[Records that describe figures]
** START **

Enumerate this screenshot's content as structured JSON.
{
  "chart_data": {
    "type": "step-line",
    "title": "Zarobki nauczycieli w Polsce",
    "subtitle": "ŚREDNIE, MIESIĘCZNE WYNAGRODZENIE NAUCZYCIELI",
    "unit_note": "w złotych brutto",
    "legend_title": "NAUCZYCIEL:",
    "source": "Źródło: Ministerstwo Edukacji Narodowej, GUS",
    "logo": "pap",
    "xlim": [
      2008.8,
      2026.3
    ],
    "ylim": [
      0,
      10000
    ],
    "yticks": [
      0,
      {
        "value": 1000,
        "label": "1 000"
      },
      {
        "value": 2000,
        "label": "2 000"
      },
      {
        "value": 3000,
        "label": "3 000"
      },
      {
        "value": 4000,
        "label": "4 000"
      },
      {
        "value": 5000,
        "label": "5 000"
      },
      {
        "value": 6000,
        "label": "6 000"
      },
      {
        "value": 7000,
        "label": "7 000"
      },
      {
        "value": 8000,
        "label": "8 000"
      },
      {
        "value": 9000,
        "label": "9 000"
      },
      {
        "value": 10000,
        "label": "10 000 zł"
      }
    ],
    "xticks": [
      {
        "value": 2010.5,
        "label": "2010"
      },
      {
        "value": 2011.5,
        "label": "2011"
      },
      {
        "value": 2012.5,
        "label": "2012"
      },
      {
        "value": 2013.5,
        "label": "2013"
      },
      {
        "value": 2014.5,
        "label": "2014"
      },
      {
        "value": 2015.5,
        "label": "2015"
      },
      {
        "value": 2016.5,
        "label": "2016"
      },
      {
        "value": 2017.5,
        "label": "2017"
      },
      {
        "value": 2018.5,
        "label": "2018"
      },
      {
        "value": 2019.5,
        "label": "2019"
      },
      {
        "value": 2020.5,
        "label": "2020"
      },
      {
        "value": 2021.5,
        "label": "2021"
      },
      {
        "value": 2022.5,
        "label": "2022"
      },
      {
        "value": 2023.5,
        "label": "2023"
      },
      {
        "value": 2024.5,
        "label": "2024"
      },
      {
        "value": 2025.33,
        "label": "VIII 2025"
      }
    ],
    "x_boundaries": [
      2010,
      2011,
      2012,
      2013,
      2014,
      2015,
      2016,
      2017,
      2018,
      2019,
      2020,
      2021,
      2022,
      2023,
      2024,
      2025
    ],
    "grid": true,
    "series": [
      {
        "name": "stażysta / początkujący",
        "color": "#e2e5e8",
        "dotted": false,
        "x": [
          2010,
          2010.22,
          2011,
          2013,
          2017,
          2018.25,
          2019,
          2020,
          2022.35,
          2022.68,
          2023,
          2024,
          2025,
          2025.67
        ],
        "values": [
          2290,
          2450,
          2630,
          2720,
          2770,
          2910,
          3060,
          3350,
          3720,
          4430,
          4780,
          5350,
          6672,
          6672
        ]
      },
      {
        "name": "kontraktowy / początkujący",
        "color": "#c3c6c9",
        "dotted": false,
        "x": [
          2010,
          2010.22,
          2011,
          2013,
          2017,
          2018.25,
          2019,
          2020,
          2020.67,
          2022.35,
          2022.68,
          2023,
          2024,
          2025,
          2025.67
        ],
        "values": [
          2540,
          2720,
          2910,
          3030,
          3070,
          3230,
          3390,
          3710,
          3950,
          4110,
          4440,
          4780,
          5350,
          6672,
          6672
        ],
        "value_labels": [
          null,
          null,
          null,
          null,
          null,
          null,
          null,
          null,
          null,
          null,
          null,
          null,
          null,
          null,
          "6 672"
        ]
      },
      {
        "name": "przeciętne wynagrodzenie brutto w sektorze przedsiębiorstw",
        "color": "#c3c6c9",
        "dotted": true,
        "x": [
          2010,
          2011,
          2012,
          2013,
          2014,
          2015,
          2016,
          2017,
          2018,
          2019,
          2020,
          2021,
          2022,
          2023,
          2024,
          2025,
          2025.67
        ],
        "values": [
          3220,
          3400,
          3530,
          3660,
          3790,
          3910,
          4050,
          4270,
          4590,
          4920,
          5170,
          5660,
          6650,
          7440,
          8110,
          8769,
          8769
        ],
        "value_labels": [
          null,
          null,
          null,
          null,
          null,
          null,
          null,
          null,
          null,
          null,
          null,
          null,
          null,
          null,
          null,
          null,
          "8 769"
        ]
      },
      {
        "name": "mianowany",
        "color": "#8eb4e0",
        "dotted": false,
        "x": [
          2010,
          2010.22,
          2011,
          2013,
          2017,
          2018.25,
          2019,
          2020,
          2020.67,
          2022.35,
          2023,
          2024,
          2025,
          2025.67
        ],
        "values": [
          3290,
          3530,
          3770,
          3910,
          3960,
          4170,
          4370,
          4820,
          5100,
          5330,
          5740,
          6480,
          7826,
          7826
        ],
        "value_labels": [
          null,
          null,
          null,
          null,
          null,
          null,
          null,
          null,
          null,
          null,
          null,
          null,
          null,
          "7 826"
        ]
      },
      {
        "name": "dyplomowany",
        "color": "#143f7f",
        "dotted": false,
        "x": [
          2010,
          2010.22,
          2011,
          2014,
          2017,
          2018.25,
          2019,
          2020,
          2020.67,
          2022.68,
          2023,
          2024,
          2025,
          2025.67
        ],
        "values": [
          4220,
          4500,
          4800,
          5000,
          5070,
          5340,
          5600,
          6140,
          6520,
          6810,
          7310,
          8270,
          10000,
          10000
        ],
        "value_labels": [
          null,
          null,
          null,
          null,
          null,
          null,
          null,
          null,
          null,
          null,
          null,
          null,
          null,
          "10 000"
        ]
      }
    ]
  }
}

** END **

GIVEN TASK> Give back the data above exactly as it appears.

ANSWER>
Enumerate this screenshot's content as structured JSON.
{
  "chart_data": {
    "type": "step-line",
    "title": "Zarobki nauczycieli w Polsce",
    "subtitle": "ŚREDNIE, MIESIĘCZNE WYNAGRODZENIE NAUCZYCIELI",
    "unit_note": "w złotych brutto",
    "legend_title": "NAUCZYCIEL:",
    "source": "Źródło: Ministerstwo Edukacji Narodowej, GUS",
    "logo": "pap",
    "xlim": [
      2008.8,
      2026.3
    ],
    "ylim": [
      0,
      10000
    ],
    "yticks": [
      0,
      {
        "value": 1000,
        "label": "1 000"
      },
      {
        "value": 2000,
        "label": "2 000"
      },
      {
        "value": 3000,
        "label": "3 000"
      },
      {
        "value": 4000,
        "label": "4 000"
      },
      {
        "value": 5000,
        "label": "5 000"
      },
      {
        "value": 6000,
        "label": "6 000"
      },
      {
        "value": 7000,
        "label": "7 000"
      },
      {
        "value": 8000,
        "label": "8 000"
      },
      {
        "value": 9000,
        "label": "9 000"
      },
      {
        "value": 10000,
        "label": "10 000 zł"
      }
    ],
    "xticks": [
      {
        "value": 2010.5,
        "label": "2010"
      },
      {
        "value": 2011.5,
        "label": "2011"
      },
      {
        "value": 2012.5,
        "label": "2012"
      },
      {
        "value": 2013.5,
        "label": "2013"
      },
      {
        "value": 2014.5,
        "label": "2014"
      },
      {
        "value": 2015.5,
        "label": "2015"
      },
      {
        "value": 2016.5,
        "label": "2016"
      },
      {
        "value": 2017.5,
        "label": "2017"
      },
      {
        "value": 2018.5,
        "label": "2018"
      },
      {
        "value": 2019.5,
        "label": "2019"
      },
      {
        "value": 2020.5,
        "label": "2020"
      },
      {
        "value": 2021.5,
        "label": "2021"
      },
      {
        "value": 2022.5,
        "label": "2022"
      },
      {
        "value": 2023.5,
        "label": "2023"
      },
      {
        "value": 2024.5,
        "label": "2024"
      },
      {
        "value": 2025.33,
        "label": "VIII 2025"
      }
    ],
    "x_boundaries": [
      2010,
      2011,
      2012,
      2013,
      2014,
      2015,
      2016,
      2017,
      2018,
      2019,
      2020,
      2021,
      2022,
      2023,
      2024,
      2025
    ],
    "grid": true,
    "series": [
      {
        "name": "stażysta / początkujący",
        "color": "#e2e5e8",
        "dotted": false,
        "x": [
          2010,
          2010.22,
          2011,
          2013,
          2017,
          2018.25,
          2019,
          2020,
          2022.35,
          2022.68,
          2023,
          2024,
          2025,
          2025.67
        ],
        "values": [
          2290,
          2450,
          2630,
          2720,
          2770,
          2910,
          3060,
          3350,
          3720,
          4430,
          4780,
          5350,
          6672,
          6672
        ]
      },
      {
        "name": "kontraktowy / początkujący",
        "color": "#c3c6c9",
        "dotted": false,
        "x": [
          2010,
          2010.22,
          2011,
          2013,
          2017,
          2018.25,
          2019,
          2020,
          2020.67,
          2022.35,
          2022.68,
          2023,
          2024,
          2025,
          2025.67
        ],
        "values": [
          2540,
          2720,
          2910,
          3030,
          3070,
          3230,
          3390,
          3710,
          3950,
          4110,
          4440,
          4780,
          5350,
          6672,
          6672
        ],
        "value_labels": [
          null,
          null,
          null,
          null,
          null,
          null,
          null,
          null,
          null,
          null,
          null,
          null,
          null,
          null,
          "6 672"
        ]
      },
      {
        "name": "przeciętne wynagrodzenie brutto w sektorze przedsiębiorstw",
        "color": "#c3c6c9",
        "dotted": true,
        "x": [
          2010,
          2011,
          2012,
          2013,
          2014,
          2015,
          2016,
          2017,
          2018,
          2019,
          2020,
          2021,
          2022,
          2023,
          2024,
          2025,
          2025.67
        ],
        "values": [
          3220,
          3400,
          3530,
          3660,
          3790,
          3910,
          4050,
          4270,
          4590,
          4920,
          5170,
          5660,
          6650,
          7440,
          8110,
          8769,
          8769
        ],
        "value_labels": [
          null,
          null,
          null,
          null,
          null,
          null,
          null,
          null,
          null,
          null,
          null,
          null,
          null,
          null,
          null,
          null,
          "8 769"
        ]
      },
      {
        "name": "mianowany",
        "color": "#8eb4e0",
        "dotted": false,
        "x": [
          2010,
          2010.22,
          2011,
          2013,
          2017,
          2018.25,
          2019,
          2020,
          2020.67,
          2022.35,
          2023,
          2024,
          2025,
          2025.67
        ],
        "values": [
          3290,
          3530,
          3770,
          3910,
          3960,
          4170,
          4370,
          4820,
          5100,
          5330,
          5740,
          6480,
          7826,
          7826
        ],
        "value_labels": [
          null,
          null,
          null,
          null,
          null,
          null,
          null,
          null,
          null,
          null,
          null,
          null,
          null,
          "7 826"
        ]
      },
      {
        "name": "dyplomowany",
        "color": "#143f7f",
        "dotted": false,
        "x": [
          2010,
          2010.22,
          2011,
          2014,
          2017,
          2018.25,
          2019,
          2020,
          2020.67,
          2022.68,
          2023,
          2024,
          2025,
          2025.67
        ],
        "values": [
          4220,
          4500,
          4800,
          5000,
          5070,
          5340,
          5600,
          6140,
          6520,
          6810,
          7310,
          8270,
          10000,
          10000
        ],
        "value_labels": [
          null,
          null,
          null,
          null,
          null,
          null,
          null,
          null,
          null,
          null,
          null,
          null,
          null,
          "10 000"
        ]
      }
    ]
  }
}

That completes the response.